MATERIAL TO PROCESS:
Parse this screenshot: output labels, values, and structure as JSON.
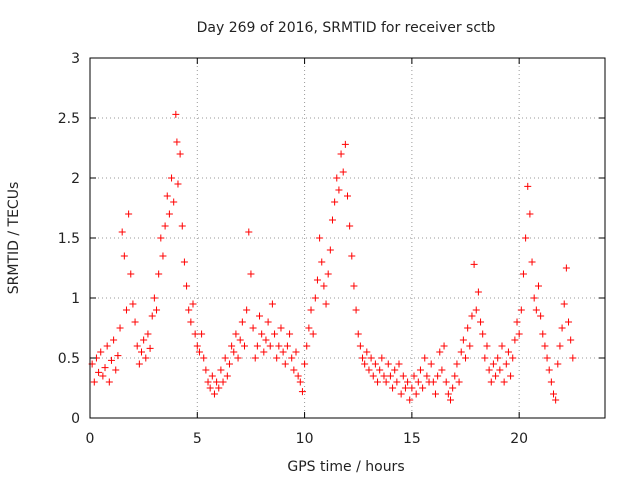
{
  "chart_data": {
    "type": "scatter",
    "title": "Day 269 of 2016, SRMTID for receiver sctb",
    "xlabel": "GPS time / hours",
    "ylabel": "SRMTID / TECUs",
    "xlim": [
      0,
      24
    ],
    "ylim": [
      0,
      3
    ],
    "xticks": [
      0,
      5,
      10,
      15,
      20
    ],
    "xtick_labels": [
      "0",
      "5",
      "10",
      "15",
      "20"
    ],
    "yticks": [
      0,
      0.5,
      1,
      1.5,
      2,
      2.5,
      3
    ],
    "ytick_labels": [
      "0",
      "0.5",
      "1",
      "1.5",
      "2",
      "2.5",
      "3"
    ],
    "grid": true,
    "marker": "+",
    "series": [
      {
        "name": "SRMTID",
        "color": "#ff0000",
        "points": [
          [
            0.1,
            0.45
          ],
          [
            0.2,
            0.3
          ],
          [
            0.3,
            0.5
          ],
          [
            0.4,
            0.38
          ],
          [
            0.5,
            0.55
          ],
          [
            0.6,
            0.35
          ],
          [
            0.7,
            0.42
          ],
          [
            0.8,
            0.6
          ],
          [
            0.9,
            0.3
          ],
          [
            1.0,
            0.48
          ],
          [
            1.1,
            0.65
          ],
          [
            1.2,
            0.4
          ],
          [
            1.3,
            0.52
          ],
          [
            1.4,
            0.75
          ],
          [
            1.5,
            1.55
          ],
          [
            1.6,
            1.35
          ],
          [
            1.7,
            0.9
          ],
          [
            1.8,
            1.7
          ],
          [
            1.9,
            1.2
          ],
          [
            2.0,
            0.95
          ],
          [
            2.1,
            0.8
          ],
          [
            2.2,
            0.6
          ],
          [
            2.3,
            0.45
          ],
          [
            2.4,
            0.55
          ],
          [
            2.5,
            0.65
          ],
          [
            2.6,
            0.5
          ],
          [
            2.7,
            0.7
          ],
          [
            2.8,
            0.58
          ],
          [
            2.9,
            0.85
          ],
          [
            3.0,
            1.0
          ],
          [
            3.1,
            0.9
          ],
          [
            3.2,
            1.2
          ],
          [
            3.3,
            1.5
          ],
          [
            3.4,
            1.35
          ],
          [
            3.5,
            1.6
          ],
          [
            3.6,
            1.85
          ],
          [
            3.7,
            1.7
          ],
          [
            3.8,
            2.0
          ],
          [
            3.9,
            1.8
          ],
          [
            4.0,
            2.53
          ],
          [
            4.05,
            2.3
          ],
          [
            4.1,
            1.95
          ],
          [
            4.2,
            2.2
          ],
          [
            4.3,
            1.6
          ],
          [
            4.4,
            1.3
          ],
          [
            4.5,
            1.1
          ],
          [
            4.6,
            0.9
          ],
          [
            4.7,
            0.8
          ],
          [
            4.8,
            0.95
          ],
          [
            4.9,
            0.7
          ],
          [
            5.0,
            0.6
          ],
          [
            5.1,
            0.55
          ],
          [
            5.2,
            0.7
          ],
          [
            5.3,
            0.5
          ],
          [
            5.4,
            0.4
          ],
          [
            5.5,
            0.3
          ],
          [
            5.6,
            0.25
          ],
          [
            5.7,
            0.35
          ],
          [
            5.8,
            0.2
          ],
          [
            5.9,
            0.3
          ],
          [
            6.0,
            0.25
          ],
          [
            6.1,
            0.4
          ],
          [
            6.2,
            0.3
          ],
          [
            6.3,
            0.5
          ],
          [
            6.4,
            0.35
          ],
          [
            6.5,
            0.45
          ],
          [
            6.6,
            0.6
          ],
          [
            6.7,
            0.55
          ],
          [
            6.8,
            0.7
          ],
          [
            6.9,
            0.5
          ],
          [
            7.0,
            0.65
          ],
          [
            7.1,
            0.8
          ],
          [
            7.2,
            0.6
          ],
          [
            7.3,
            0.9
          ],
          [
            7.4,
            1.55
          ],
          [
            7.5,
            1.2
          ],
          [
            7.6,
            0.75
          ],
          [
            7.7,
            0.5
          ],
          [
            7.8,
            0.6
          ],
          [
            7.9,
            0.85
          ],
          [
            8.0,
            0.7
          ],
          [
            8.1,
            0.55
          ],
          [
            8.2,
            0.65
          ],
          [
            8.3,
            0.8
          ],
          [
            8.4,
            0.6
          ],
          [
            8.5,
            0.95
          ],
          [
            8.6,
            0.7
          ],
          [
            8.7,
            0.5
          ],
          [
            8.8,
            0.6
          ],
          [
            8.9,
            0.75
          ],
          [
            9.0,
            0.55
          ],
          [
            9.1,
            0.45
          ],
          [
            9.2,
            0.6
          ],
          [
            9.3,
            0.7
          ],
          [
            9.4,
            0.5
          ],
          [
            9.5,
            0.4
          ],
          [
            9.6,
            0.55
          ],
          [
            9.7,
            0.35
          ],
          [
            9.8,
            0.3
          ],
          [
            9.9,
            0.22
          ],
          [
            10.0,
            0.45
          ],
          [
            10.1,
            0.6
          ],
          [
            10.2,
            0.75
          ],
          [
            10.3,
            0.9
          ],
          [
            10.4,
            0.7
          ],
          [
            10.5,
            1.0
          ],
          [
            10.6,
            1.15
          ],
          [
            10.7,
            1.5
          ],
          [
            10.8,
            1.3
          ],
          [
            10.9,
            1.1
          ],
          [
            11.0,
            0.95
          ],
          [
            11.1,
            1.2
          ],
          [
            11.2,
            1.4
          ],
          [
            11.3,
            1.65
          ],
          [
            11.4,
            1.8
          ],
          [
            11.5,
            2.0
          ],
          [
            11.6,
            1.9
          ],
          [
            11.7,
            2.2
          ],
          [
            11.8,
            2.05
          ],
          [
            11.9,
            2.28
          ],
          [
            12.0,
            1.85
          ],
          [
            12.1,
            1.6
          ],
          [
            12.2,
            1.35
          ],
          [
            12.3,
            1.1
          ],
          [
            12.4,
            0.9
          ],
          [
            12.5,
            0.7
          ],
          [
            12.6,
            0.6
          ],
          [
            12.7,
            0.5
          ],
          [
            12.8,
            0.45
          ],
          [
            12.9,
            0.55
          ],
          [
            13.0,
            0.4
          ],
          [
            13.1,
            0.5
          ],
          [
            13.2,
            0.35
          ],
          [
            13.3,
            0.45
          ],
          [
            13.4,
            0.3
          ],
          [
            13.5,
            0.4
          ],
          [
            13.6,
            0.5
          ],
          [
            13.7,
            0.35
          ],
          [
            13.8,
            0.3
          ],
          [
            13.9,
            0.45
          ],
          [
            14.0,
            0.35
          ],
          [
            14.1,
            0.25
          ],
          [
            14.2,
            0.4
          ],
          [
            14.3,
            0.3
          ],
          [
            14.4,
            0.45
          ],
          [
            14.5,
            0.2
          ],
          [
            14.6,
            0.35
          ],
          [
            14.7,
            0.25
          ],
          [
            14.8,
            0.3
          ],
          [
            14.9,
            0.15
          ],
          [
            15.0,
            0.25
          ],
          [
            15.1,
            0.35
          ],
          [
            15.2,
            0.2
          ],
          [
            15.3,
            0.3
          ],
          [
            15.4,
            0.4
          ],
          [
            15.5,
            0.25
          ],
          [
            15.6,
            0.5
          ],
          [
            15.7,
            0.35
          ],
          [
            15.8,
            0.3
          ],
          [
            15.9,
            0.45
          ],
          [
            16.0,
            0.3
          ],
          [
            16.1,
            0.2
          ],
          [
            16.2,
            0.35
          ],
          [
            16.3,
            0.55
          ],
          [
            16.4,
            0.4
          ],
          [
            16.5,
            0.6
          ],
          [
            16.6,
            0.3
          ],
          [
            16.7,
            0.2
          ],
          [
            16.8,
            0.15
          ],
          [
            16.9,
            0.25
          ],
          [
            17.0,
            0.35
          ],
          [
            17.1,
            0.45
          ],
          [
            17.2,
            0.3
          ],
          [
            17.3,
            0.55
          ],
          [
            17.4,
            0.65
          ],
          [
            17.5,
            0.5
          ],
          [
            17.6,
            0.75
          ],
          [
            17.7,
            0.6
          ],
          [
            17.8,
            0.85
          ],
          [
            17.9,
            1.28
          ],
          [
            18.0,
            0.9
          ],
          [
            18.1,
            1.05
          ],
          [
            18.2,
            0.8
          ],
          [
            18.3,
            0.7
          ],
          [
            18.4,
            0.5
          ],
          [
            18.5,
            0.6
          ],
          [
            18.6,
            0.4
          ],
          [
            18.7,
            0.3
          ],
          [
            18.8,
            0.45
          ],
          [
            18.9,
            0.35
          ],
          [
            19.0,
            0.5
          ],
          [
            19.1,
            0.4
          ],
          [
            19.2,
            0.6
          ],
          [
            19.3,
            0.3
          ],
          [
            19.4,
            0.45
          ],
          [
            19.5,
            0.55
          ],
          [
            19.6,
            0.35
          ],
          [
            19.7,
            0.5
          ],
          [
            19.8,
            0.65
          ],
          [
            19.9,
            0.8
          ],
          [
            20.0,
            0.7
          ],
          [
            20.1,
            0.9
          ],
          [
            20.2,
            1.2
          ],
          [
            20.3,
            1.5
          ],
          [
            20.4,
            1.93
          ],
          [
            20.5,
            1.7
          ],
          [
            20.6,
            1.3
          ],
          [
            20.7,
            1.0
          ],
          [
            20.8,
            0.9
          ],
          [
            20.9,
            1.1
          ],
          [
            21.0,
            0.85
          ],
          [
            21.1,
            0.7
          ],
          [
            21.2,
            0.6
          ],
          [
            21.3,
            0.5
          ],
          [
            21.4,
            0.4
          ],
          [
            21.5,
            0.3
          ],
          [
            21.6,
            0.2
          ],
          [
            21.7,
            0.15
          ],
          [
            21.8,
            0.45
          ],
          [
            21.9,
            0.6
          ],
          [
            22.0,
            0.75
          ],
          [
            22.1,
            0.95
          ],
          [
            22.2,
            1.25
          ],
          [
            22.3,
            0.8
          ],
          [
            22.4,
            0.65
          ],
          [
            22.5,
            0.5
          ]
        ]
      }
    ]
  }
}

TASK DESCRIPTION: Copy down every line of the material above that includes the string "SRMTID".

ANSWER BELOW:
    "title": "Day 269 of 2016, SRMTID for receiver sctb",
    "ylabel": "SRMTID / TECUs",
        "name": "SRMTID",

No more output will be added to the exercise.